STATED EXERCISE
In the passage on news publishers and games, which four teams are involved in developing the Washington Post's daily games newsletter?

Reuters sheds light on these questions in an exclusive report: Powering Trusted News with AI: Navigating the present and shaping the future.

The report explores the role of AI in news and journalism and offers practical advice on how AI can help streamline your processes.

The fact that a daily games newsletter is one of the top-performing newsletters for the Washington Post is no surprise. Game Break links to WaPo’s suite of games including On The Record and Keyword, as well as crosswords and Sudokus. Since the meteoric rise of Wordle and the NYT’s success with game-only subscriptions, it’s something many publishers have been taking much more seriously.

There are a few interesting nuggets in here, from incorporating player statistics into each issue to the timing of its delivery. But the last part in particular stood out for me about the development of the newsletter, which involves engineering, product, marketing and editorial.

"I don't ever want people to feel they didn't read enough of the news to possibly participate in the quiz," quiz writer Amy Parlapiano explained. "If there’s a news item you missed, the way it's written is supposed to give you some contextual hints. You can still play the quiz if you haven’t read the news start to back or if you’re not a hardcore news junkie."

Does anyone know of smaller or non-news orgs using games? If not is that a resource or technical thing? Let us know in our new community forum.

SUPPLIED MATERIAL
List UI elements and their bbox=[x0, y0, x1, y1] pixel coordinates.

FINAL RESULT
Engineering, product, marketing and editorial.